+++ Data listing
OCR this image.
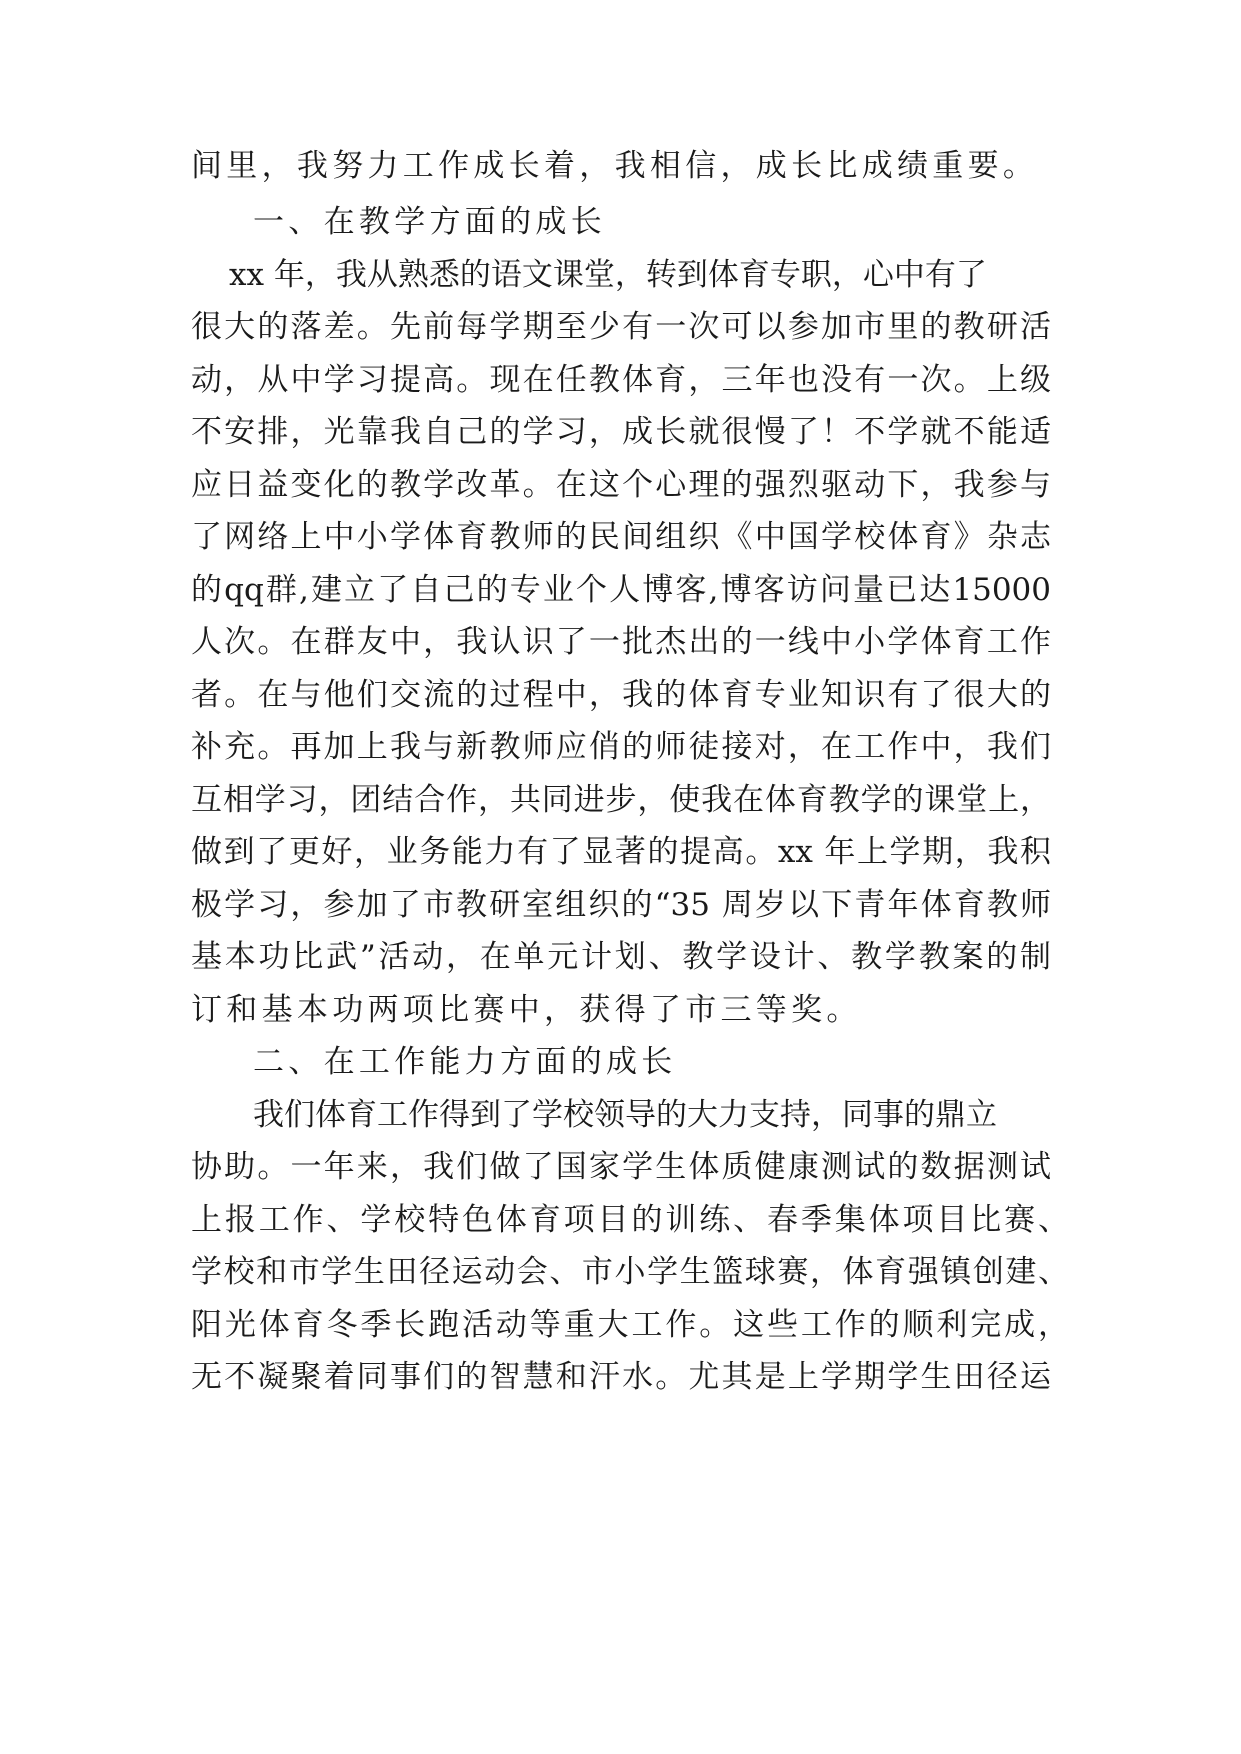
间里，我努力工作成长着，我相信，成长比成绩重要。
一、在教学方面的成长
xx 年，我从熟悉的语文课堂，转到体育专职，心中有了
很大的落差。先前每学期至少有一次可以参加市里的教研活
动，从中学习提高。现在任教体育，三年也没有一次。上级
不安排，光靠我自己的学习，成长就很慢了！不学就不能适
应日益变化的教学改革。在这个心理的强烈驱动下，我参与
了网络上中小学体育教师的民间组织《中国学校体育》杂志
的qq群,建立了自己的专业个人博客,博客访问量已达15000
人次。在群友中，我认识了一批杰出的一线中小学体育工作
者。在与他们交流的过程中，我的体育专业知识有了很大的
补充。再加上我与新教师应俏的师徒接对，在工作中，我们
互相学习，团结合作，共同进步，使我在体育教学的课堂上，
做到了更好，业务能力有了显著的提高。xx 年上学期，我积
极学习，参加了市教研室组织的“35 周岁以下青年体育教师
基本功比武”活动，在单元计划、教学设计、教学教案的制
订和基本功两项比赛中，获得了市三等奖。
二、在工作能力方面的成长
我们体育工作得到了学校领导的大力支持，同事的鼎立
协助。一年来，我们做了国家学生体质健康测试的数据测试
上报工作、学校特色体育项目的训练、春季集体项目比赛、
学校和市学生田径运动会、市小学生篮球赛，体育强镇创建、
阳光体育冬季长跑活动等重大工作。这些工作的顺利完成，
无不凝聚着同事们的智慧和汗水。尤其是上学期学生田径运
++++++
■ **Work instructions**: Exclude the pictures. Write out the remaining data exactly.

■ **Answer to this problem**:
OCR this image.
间里，我努力工作成长着，我相信，成长比成绩重要。
一、在教学方面的成长
xx 年，我从熟悉的语文课堂，转到体育专职，心中有了
很大的落差。先前每学期至少有一次可以参加市里的教研活
动，从中学习提高。现在任教体育，三年也没有一次。上级
不安排，光靠我自己的学习，成长就很慢了！不学就不能适
应日益变化的教学改革。在这个心理的强烈驱动下，我参与
了网络上中小学体育教师的民间组织《中国学校体育》杂志
的qq群,建立了自己的专业个人博客,博客访问量已达15000
人次。在群友中，我认识了一批杰出的一线中小学体育工作
者。在与他们交流的过程中，我的体育专业知识有了很大的
补充。再加上我与新教师应俏的师徒接对，在工作中，我们
互相学习，团结合作，共同进步，使我在体育教学的课堂上，
做到了更好，业务能力有了显著的提高。xx 年上学期，我积
极学习，参加了市教研室组织的“35 周岁以下青年体育教师
基本功比武”活动，在单元计划、教学设计、教学教案的制
订和基本功两项比赛中，获得了市三等奖。
二、在工作能力方面的成长
我们体育工作得到了学校领导的大力支持，同事的鼎立
协助。一年来，我们做了国家学生体质健康测试的数据测试
上报工作、学校特色体育项目的训练、春季集体项目比赛、
学校和市学生田径运动会、市小学生篮球赛，体育强镇创建、
阳光体育冬季长跑活动等重大工作。这些工作的顺利完成，
无不凝聚着同事们的智慧和汗水。尤其是上学期学生田径运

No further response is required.